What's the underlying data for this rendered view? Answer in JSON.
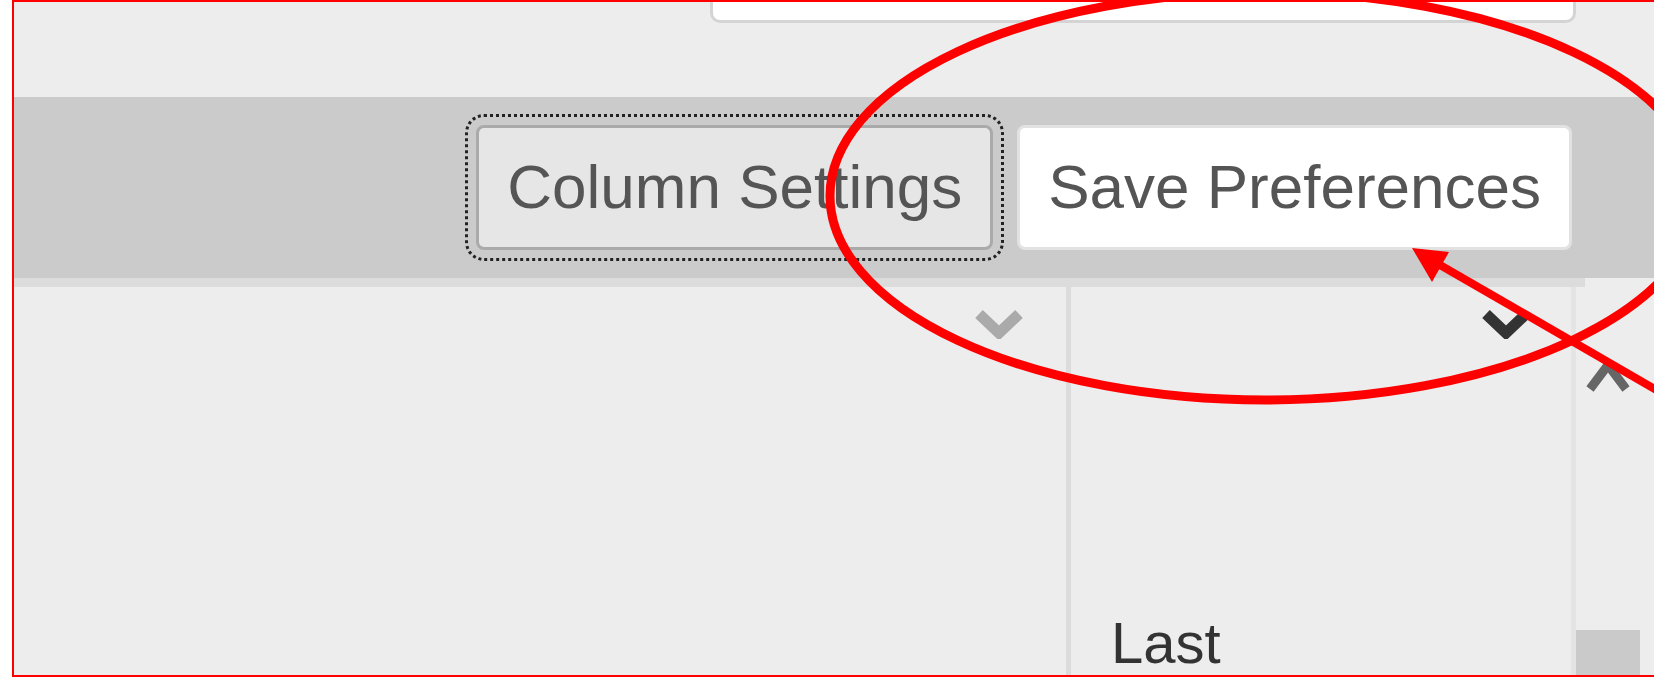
{
  "toolbar": {
    "buttons": [
      {
        "label": "Column Settings",
        "focused": true
      },
      {
        "label": "Save Preferences",
        "focused": false
      }
    ]
  },
  "table": {
    "columns": [
      {
        "sort_active": false
      },
      {
        "sort_active": true
      }
    ],
    "rows": [
      {
        "column_2": "Last"
      }
    ]
  }
}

^^^^

GIVEN REQUEST:
Transcribe the full listing character for character. Pictures are excluded.

RESPONSE:
What's the underlying data for this rendered view? Answer in JSON.
{
  "toolbar": {
    "buttons": [
      {
        "label": "Column Settings",
        "focused": true
      },
      {
        "label": "Save Preferences",
        "focused": false
      }
    ]
  },
  "table": {
    "columns": [
      {
        "sort_active": false
      },
      {
        "sort_active": true
      }
    ],
    "rows": [
      {
        "column_2": "Last"
      }
    ]
  }
}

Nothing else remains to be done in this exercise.